Data entries
----------
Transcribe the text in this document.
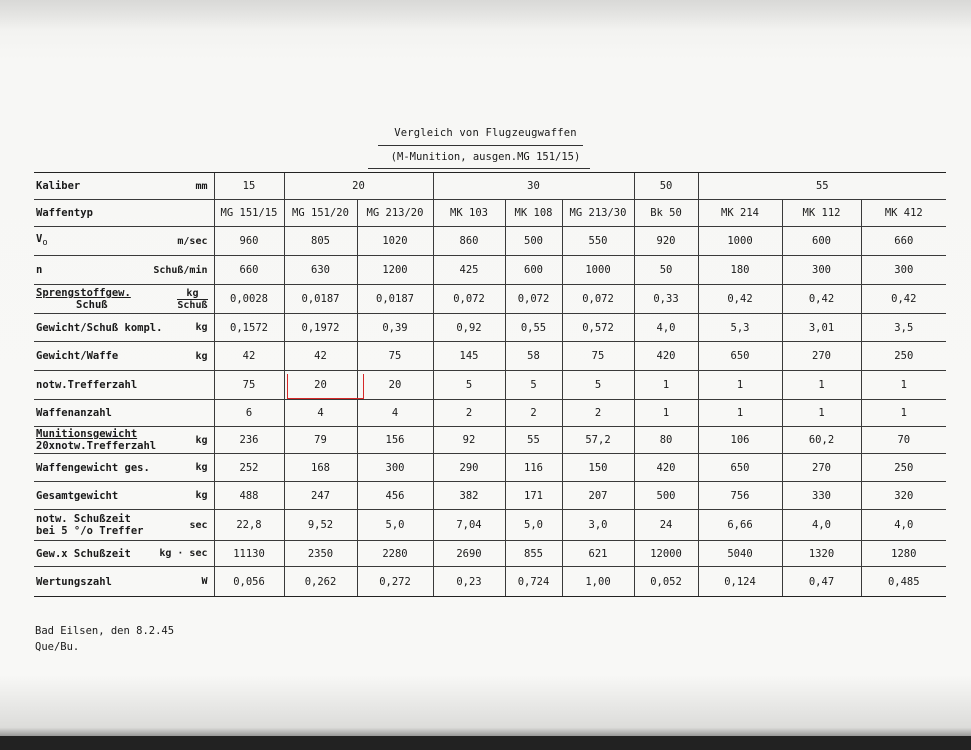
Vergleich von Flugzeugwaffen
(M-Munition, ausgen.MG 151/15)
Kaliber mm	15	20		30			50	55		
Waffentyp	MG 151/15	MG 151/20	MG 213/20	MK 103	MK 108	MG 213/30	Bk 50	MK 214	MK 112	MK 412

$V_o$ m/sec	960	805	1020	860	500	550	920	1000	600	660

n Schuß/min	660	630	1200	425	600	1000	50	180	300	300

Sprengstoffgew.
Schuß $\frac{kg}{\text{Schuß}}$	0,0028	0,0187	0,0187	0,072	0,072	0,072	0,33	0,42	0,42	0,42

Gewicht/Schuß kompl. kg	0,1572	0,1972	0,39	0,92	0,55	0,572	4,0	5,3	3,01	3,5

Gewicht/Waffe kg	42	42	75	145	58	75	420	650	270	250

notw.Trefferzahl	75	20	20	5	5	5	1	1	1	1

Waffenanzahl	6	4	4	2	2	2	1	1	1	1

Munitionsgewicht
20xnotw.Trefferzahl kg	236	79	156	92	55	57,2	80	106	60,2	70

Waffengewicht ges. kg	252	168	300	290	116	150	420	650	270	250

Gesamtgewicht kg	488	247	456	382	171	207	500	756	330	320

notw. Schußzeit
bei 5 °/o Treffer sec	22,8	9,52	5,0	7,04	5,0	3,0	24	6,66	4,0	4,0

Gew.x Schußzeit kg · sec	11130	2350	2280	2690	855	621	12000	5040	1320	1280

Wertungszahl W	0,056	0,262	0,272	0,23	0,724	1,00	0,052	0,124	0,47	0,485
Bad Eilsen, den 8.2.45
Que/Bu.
----------
What you have to do:
With the pictures omitted, reproduce the records in full and exactly.

Solution for this problem:
Transcribe the text in this document.
Vergleich von Flugzeugwaffen
(M-Munition, ausgen.MG 151/15)
Kaliber mm	15	20		30			50	55		
Waffentyp	MG 151/15	MG 151/20	MG 213/20	MK 103	MK 108	MG 213/30	Bk 50	MK 214	MK 112	MK 412

$V_o$ m/sec	960	805	1020	860	500	550	920	1000	600	660

n Schuß/min	660	630	1200	425	600	1000	50	180	300	300

Sprengstoffgew.
Schuß $\frac{kg}{\text{Schuß}}$	0,0028	0,0187	0,0187	0,072	0,072	0,072	0,33	0,42	0,42	0,42

Gewicht/Schuß kompl. kg	0,1572	0,1972	0,39	0,92	0,55	0,572	4,0	5,3	3,01	3,5

Gewicht/Waffe kg	42	42	75	145	58	75	420	650	270	250

notw.Trefferzahl	75	20	20	5	5	5	1	1	1	1

Waffenanzahl	6	4	4	2	2	2	1	1	1	1

Munitionsgewicht
20xnotw.Trefferzahl kg	236	79	156	92	55	57,2	80	106	60,2	70

Waffengewicht ges. kg	252	168	300	290	116	150	420	650	270	250

Gesamtgewicht kg	488	247	456	382	171	207	500	756	330	320

notw. Schußzeit
bei 5 °/o Treffer sec	22,8	9,52	5,0	7,04	5,0	3,0	24	6,66	4,0	4,0

Gew.x Schußzeit kg · sec	11130	2350	2280	2690	855	621	12000	5040	1320	1280

Wertungszahl W	0,056	0,262	0,272	0,23	0,724	1,00	0,052	0,124	0,47	0,485
Bad Eilsen, den 8.2.45
Que/Bu.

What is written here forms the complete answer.